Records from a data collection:
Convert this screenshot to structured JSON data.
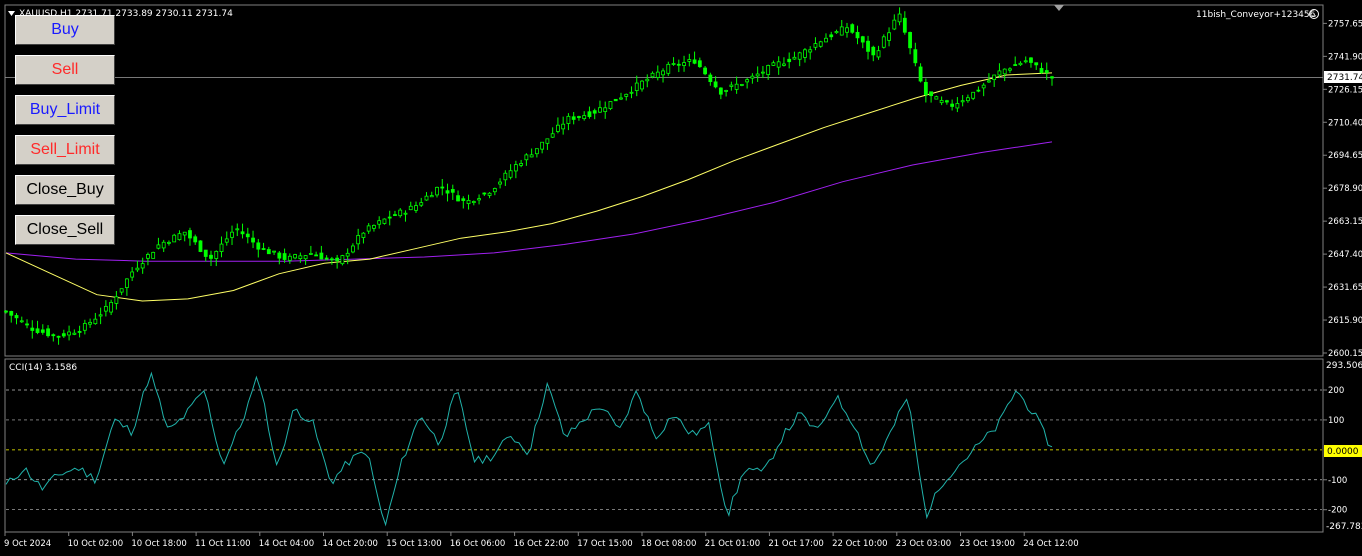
{
  "chart_header": {
    "symbol_line": "XAUUSD,H1  2731.71 2733.89 2730.11 2731.74",
    "expert_label": "11bish_Conveyor+123456"
  },
  "buttons": {
    "buy": "Buy",
    "sell": "Sell",
    "buy_limit": "Buy_Limit",
    "sell_limit": "Sell_Limit",
    "close_buy": "Close_Buy",
    "close_sell": "Close_Sell"
  },
  "price_axis": {
    "ticks": [
      "2757.65",
      "2741.90",
      "2726.15",
      "2710.40",
      "2694.65",
      "2678.90",
      "2663.15",
      "2647.40",
      "2631.65",
      "2615.90",
      "2600.15"
    ],
    "current_price": "2731.74"
  },
  "cci_panel": {
    "label": "CCI(14) 3.1586",
    "top_value": "293.506",
    "bottom_value": "-267.783",
    "current_value": "0.0000",
    "levels": [
      "200",
      "100",
      "-100",
      "-200"
    ]
  },
  "time_axis": {
    "labels": [
      "9 Oct 2024",
      "10 Oct 02:00",
      "10 Oct 18:00",
      "11 Oct 11:00",
      "14 Oct 04:00",
      "14 Oct 20:00",
      "15 Oct 13:00",
      "16 Oct 06:00",
      "16 Oct 22:00",
      "17 Oct 15:00",
      "18 Oct 08:00",
      "21 Oct 01:00",
      "21 Oct 17:00",
      "22 Oct 10:00",
      "23 Oct 03:00",
      "23 Oct 19:00",
      "24 Oct 12:00"
    ]
  },
  "colors": {
    "background": "#000000",
    "candles": "#00ff00",
    "ma_fast": "#ffff66",
    "ma_slow": "#a020f0",
    "cci_line": "#20b2aa",
    "level_lines": "#c0c0c0",
    "zero_line": "#ffff00",
    "price_line": "#a0a0a0"
  },
  "chart_data": {
    "type": "line",
    "x_label_ticks": [
      "9 Oct 2024",
      "10 Oct 02:00",
      "10 Oct 18:00",
      "11 Oct 11:00",
      "14 Oct 04:00",
      "14 Oct 20:00",
      "15 Oct 13:00",
      "16 Oct 06:00",
      "16 Oct 22:00",
      "17 Oct 15:00",
      "18 Oct 08:00",
      "21 Oct 01:00",
      "21 Oct 17:00",
      "22 Oct 10:00",
      "23 Oct 03:00",
      "23 Oct 19:00",
      "24 Oct 12:00"
    ],
    "price_range": [
      2600.15,
      2765.0
    ],
    "price_series_approx": [
      2620,
      2612,
      2608,
      2612,
      2622,
      2640,
      2652,
      2658,
      2645,
      2660,
      2650,
      2645,
      2648,
      2643,
      2658,
      2665,
      2670,
      2680,
      2672,
      2678,
      2690,
      2700,
      2712,
      2715,
      2722,
      2730,
      2737,
      2740,
      2725,
      2730,
      2737,
      2742,
      2750,
      2756,
      2742,
      2762,
      2724,
      2718,
      2725,
      2735,
      2740,
      2731.74
    ],
    "ma_fast_approx": [
      2648,
      2638,
      2628,
      2625,
      2626,
      2630,
      2638,
      2643,
      2645,
      2650,
      2655,
      2658,
      2662,
      2668,
      2675,
      2683,
      2692,
      2700,
      2708,
      2715,
      2722,
      2728,
      2733,
      2734
    ],
    "ma_slow_approx": [
      2648,
      2645,
      2644,
      2644,
      2644,
      2645,
      2646,
      2648,
      2652,
      2657,
      2664,
      2672,
      2682,
      2690,
      2696,
      2701
    ],
    "cci_range": [
      -267.783,
      293.506
    ],
    "cci_series_approx": [
      -120,
      -60,
      -130,
      -80,
      -60,
      -100,
      100,
      60,
      260,
      60,
      120,
      200,
      -50,
      80,
      250,
      -60,
      140,
      90,
      -110,
      -40,
      0,
      -260,
      -30,
      120,
      20,
      200,
      -40,
      -20,
      50,
      -10,
      220,
      40,
      100,
      150,
      60,
      200,
      40,
      120,
      50,
      80,
      -220,
      -60,
      -80,
      40,
      120,
      60,
      180,
      90,
      -60,
      50,
      180,
      -220,
      -100,
      -40,
      20,
      80,
      200,
      120,
      3.16
    ],
    "levels": [
      200,
      100,
      0,
      -100,
      -200
    ]
  }
}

__Task to carry out__:
Transcribe all the lines above exactly, apart from the pictures.

__Answer for this exercise__:
Convert this screenshot to structured JSON data.
{
  "chart_header": {
    "symbol_line": "XAUUSD,H1  2731.71 2733.89 2730.11 2731.74",
    "expert_label": "11bish_Conveyor+123456"
  },
  "buttons": {
    "buy": "Buy",
    "sell": "Sell",
    "buy_limit": "Buy_Limit",
    "sell_limit": "Sell_Limit",
    "close_buy": "Close_Buy",
    "close_sell": "Close_Sell"
  },
  "price_axis": {
    "ticks": [
      "2757.65",
      "2741.90",
      "2726.15",
      "2710.40",
      "2694.65",
      "2678.90",
      "2663.15",
      "2647.40",
      "2631.65",
      "2615.90",
      "2600.15"
    ],
    "current_price": "2731.74"
  },
  "cci_panel": {
    "label": "CCI(14) 3.1586",
    "top_value": "293.506",
    "bottom_value": "-267.783",
    "current_value": "0.0000",
    "levels": [
      "200",
      "100",
      "-100",
      "-200"
    ]
  },
  "time_axis": {
    "labels": [
      "9 Oct 2024",
      "10 Oct 02:00",
      "10 Oct 18:00",
      "11 Oct 11:00",
      "14 Oct 04:00",
      "14 Oct 20:00",
      "15 Oct 13:00",
      "16 Oct 06:00",
      "16 Oct 22:00",
      "17 Oct 15:00",
      "18 Oct 08:00",
      "21 Oct 01:00",
      "21 Oct 17:00",
      "22 Oct 10:00",
      "23 Oct 03:00",
      "23 Oct 19:00",
      "24 Oct 12:00"
    ]
  },
  "colors": {
    "background": "#000000",
    "candles": "#00ff00",
    "ma_fast": "#ffff66",
    "ma_slow": "#a020f0",
    "cci_line": "#20b2aa",
    "level_lines": "#c0c0c0",
    "zero_line": "#ffff00",
    "price_line": "#a0a0a0"
  },
  "chart_data": {
    "type": "line",
    "x_label_ticks": [
      "9 Oct 2024",
      "10 Oct 02:00",
      "10 Oct 18:00",
      "11 Oct 11:00",
      "14 Oct 04:00",
      "14 Oct 20:00",
      "15 Oct 13:00",
      "16 Oct 06:00",
      "16 Oct 22:00",
      "17 Oct 15:00",
      "18 Oct 08:00",
      "21 Oct 01:00",
      "21 Oct 17:00",
      "22 Oct 10:00",
      "23 Oct 03:00",
      "23 Oct 19:00",
      "24 Oct 12:00"
    ],
    "price_range": [
      2600.15,
      2765.0
    ],
    "price_series_approx": [
      2620,
      2612,
      2608,
      2612,
      2622,
      2640,
      2652,
      2658,
      2645,
      2660,
      2650,
      2645,
      2648,
      2643,
      2658,
      2665,
      2670,
      2680,
      2672,
      2678,
      2690,
      2700,
      2712,
      2715,
      2722,
      2730,
      2737,
      2740,
      2725,
      2730,
      2737,
      2742,
      2750,
      2756,
      2742,
      2762,
      2724,
      2718,
      2725,
      2735,
      2740,
      2731.74
    ],
    "ma_fast_approx": [
      2648,
      2638,
      2628,
      2625,
      2626,
      2630,
      2638,
      2643,
      2645,
      2650,
      2655,
      2658,
      2662,
      2668,
      2675,
      2683,
      2692,
      2700,
      2708,
      2715,
      2722,
      2728,
      2733,
      2734
    ],
    "ma_slow_approx": [
      2648,
      2645,
      2644,
      2644,
      2644,
      2645,
      2646,
      2648,
      2652,
      2657,
      2664,
      2672,
      2682,
      2690,
      2696,
      2701
    ],
    "cci_range": [
      -267.783,
      293.506
    ],
    "cci_series_approx": [
      -120,
      -60,
      -130,
      -80,
      -60,
      -100,
      100,
      60,
      260,
      60,
      120,
      200,
      -50,
      80,
      250,
      -60,
      140,
      90,
      -110,
      -40,
      0,
      -260,
      -30,
      120,
      20,
      200,
      -40,
      -20,
      50,
      -10,
      220,
      40,
      100,
      150,
      60,
      200,
      40,
      120,
      50,
      80,
      -220,
      -60,
      -80,
      40,
      120,
      60,
      180,
      90,
      -60,
      50,
      180,
      -220,
      -100,
      -40,
      20,
      80,
      200,
      120,
      3.16
    ],
    "levels": [
      200,
      100,
      0,
      -100,
      -200
    ]
  }
}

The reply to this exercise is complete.